TASK DESCRIPTION: Reproduce all of the entries below line by line, with every character unchanged.

___ EXTRACTED INFORMATION ___

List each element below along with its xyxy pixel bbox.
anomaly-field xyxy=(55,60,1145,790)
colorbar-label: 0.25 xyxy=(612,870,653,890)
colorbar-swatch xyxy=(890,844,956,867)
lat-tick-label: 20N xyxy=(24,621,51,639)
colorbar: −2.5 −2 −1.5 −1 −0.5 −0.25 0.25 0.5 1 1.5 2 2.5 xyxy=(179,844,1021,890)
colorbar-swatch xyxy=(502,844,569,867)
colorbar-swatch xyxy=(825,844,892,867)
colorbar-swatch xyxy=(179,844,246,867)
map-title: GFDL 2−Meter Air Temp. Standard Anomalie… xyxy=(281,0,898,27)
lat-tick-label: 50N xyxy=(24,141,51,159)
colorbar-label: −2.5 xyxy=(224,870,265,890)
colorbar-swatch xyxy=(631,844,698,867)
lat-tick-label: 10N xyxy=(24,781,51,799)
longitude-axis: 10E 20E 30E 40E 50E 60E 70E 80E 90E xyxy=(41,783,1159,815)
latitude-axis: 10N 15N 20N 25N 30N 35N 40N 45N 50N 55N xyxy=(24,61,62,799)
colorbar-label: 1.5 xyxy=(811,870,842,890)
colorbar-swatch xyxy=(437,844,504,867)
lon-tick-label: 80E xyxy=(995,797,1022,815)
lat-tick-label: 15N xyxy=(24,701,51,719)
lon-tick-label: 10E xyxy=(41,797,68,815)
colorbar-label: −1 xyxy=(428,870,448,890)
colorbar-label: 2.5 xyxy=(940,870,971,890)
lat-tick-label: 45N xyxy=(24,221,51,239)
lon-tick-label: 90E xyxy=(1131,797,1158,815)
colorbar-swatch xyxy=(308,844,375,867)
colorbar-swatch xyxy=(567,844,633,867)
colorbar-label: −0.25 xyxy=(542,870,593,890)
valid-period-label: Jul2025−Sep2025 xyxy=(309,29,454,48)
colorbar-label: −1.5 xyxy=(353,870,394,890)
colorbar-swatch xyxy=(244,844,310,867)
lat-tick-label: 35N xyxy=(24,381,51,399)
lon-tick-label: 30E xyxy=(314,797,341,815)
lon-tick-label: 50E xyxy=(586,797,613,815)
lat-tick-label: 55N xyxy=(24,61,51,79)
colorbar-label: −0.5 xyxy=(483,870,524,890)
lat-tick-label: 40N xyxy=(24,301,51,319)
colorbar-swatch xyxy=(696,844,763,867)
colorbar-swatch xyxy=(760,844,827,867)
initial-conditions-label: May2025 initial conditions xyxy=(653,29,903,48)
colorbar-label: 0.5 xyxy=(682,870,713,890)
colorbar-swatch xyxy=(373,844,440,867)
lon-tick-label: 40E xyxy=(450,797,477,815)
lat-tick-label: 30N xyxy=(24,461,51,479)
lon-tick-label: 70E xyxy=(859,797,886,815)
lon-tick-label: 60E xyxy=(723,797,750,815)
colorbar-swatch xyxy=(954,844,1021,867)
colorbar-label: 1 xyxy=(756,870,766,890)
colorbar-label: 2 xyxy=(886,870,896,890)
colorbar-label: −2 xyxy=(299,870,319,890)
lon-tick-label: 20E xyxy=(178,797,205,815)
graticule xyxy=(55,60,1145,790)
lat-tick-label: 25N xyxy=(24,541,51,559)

___

ANSWER FOR THIS EXERCISE:
List each element below along with its xyxy pixel bbox.
anomaly-field xyxy=(55,60,1145,790)
colorbar-label: 0.25 xyxy=(612,870,653,890)
colorbar-swatch xyxy=(890,844,956,867)
lat-tick-label: 20N xyxy=(24,621,51,639)
colorbar: −2.5 −2 −1.5 −1 −0.5 −0.25 0.25 0.5 1 1.5 2 2.5 xyxy=(179,844,1021,890)
colorbar-swatch xyxy=(502,844,569,867)
colorbar-swatch xyxy=(825,844,892,867)
colorbar-swatch xyxy=(179,844,246,867)
map-title: GFDL 2−Meter Air Temp. Standard Anomalie… xyxy=(281,0,898,27)
lat-tick-label: 50N xyxy=(24,141,51,159)
colorbar-label: −2.5 xyxy=(224,870,265,890)
colorbar-swatch xyxy=(631,844,698,867)
lat-tick-label: 10N xyxy=(24,781,51,799)
longitude-axis: 10E 20E 30E 40E 50E 60E 70E 80E 90E xyxy=(41,783,1159,815)
latitude-axis: 10N 15N 20N 25N 30N 35N 40N 45N 50N 55N xyxy=(24,61,62,799)
colorbar-label: 1.5 xyxy=(811,870,842,890)
colorbar-swatch xyxy=(437,844,504,867)
lon-tick-label: 80E xyxy=(995,797,1022,815)
lat-tick-label: 15N xyxy=(24,701,51,719)
lon-tick-label: 10E xyxy=(41,797,68,815)
colorbar-label: −1 xyxy=(428,870,448,890)
colorbar-label: 2.5 xyxy=(940,870,971,890)
lat-tick-label: 45N xyxy=(24,221,51,239)
lon-tick-label: 90E xyxy=(1131,797,1158,815)
colorbar-swatch xyxy=(308,844,375,867)
colorbar-swatch xyxy=(567,844,633,867)
colorbar-label: −0.25 xyxy=(542,870,593,890)
valid-period-label: Jul2025−Sep2025 xyxy=(309,29,454,48)
colorbar-label: −1.5 xyxy=(353,870,394,890)
colorbar-swatch xyxy=(244,844,310,867)
lat-tick-label: 35N xyxy=(24,381,51,399)
lon-tick-label: 30E xyxy=(314,797,341,815)
lon-tick-label: 50E xyxy=(586,797,613,815)
lat-tick-label: 55N xyxy=(24,61,51,79)
colorbar-label: −0.5 xyxy=(483,870,524,890)
lat-tick-label: 40N xyxy=(24,301,51,319)
colorbar-swatch xyxy=(696,844,763,867)
colorbar-swatch xyxy=(760,844,827,867)
initial-conditions-label: May2025 initial conditions xyxy=(653,29,903,48)
colorbar-label: 0.5 xyxy=(682,870,713,890)
colorbar-swatch xyxy=(373,844,440,867)
lon-tick-label: 40E xyxy=(450,797,477,815)
lat-tick-label: 30N xyxy=(24,461,51,479)
lon-tick-label: 70E xyxy=(859,797,886,815)
lon-tick-label: 60E xyxy=(723,797,750,815)
colorbar-swatch xyxy=(954,844,1021,867)
colorbar-label: 1 xyxy=(756,870,766,890)
colorbar-label: 2 xyxy=(886,870,896,890)
colorbar-label: −2 xyxy=(299,870,319,890)
lon-tick-label: 20E xyxy=(178,797,205,815)
graticule xyxy=(55,60,1145,790)
lat-tick-label: 25N xyxy=(24,541,51,559)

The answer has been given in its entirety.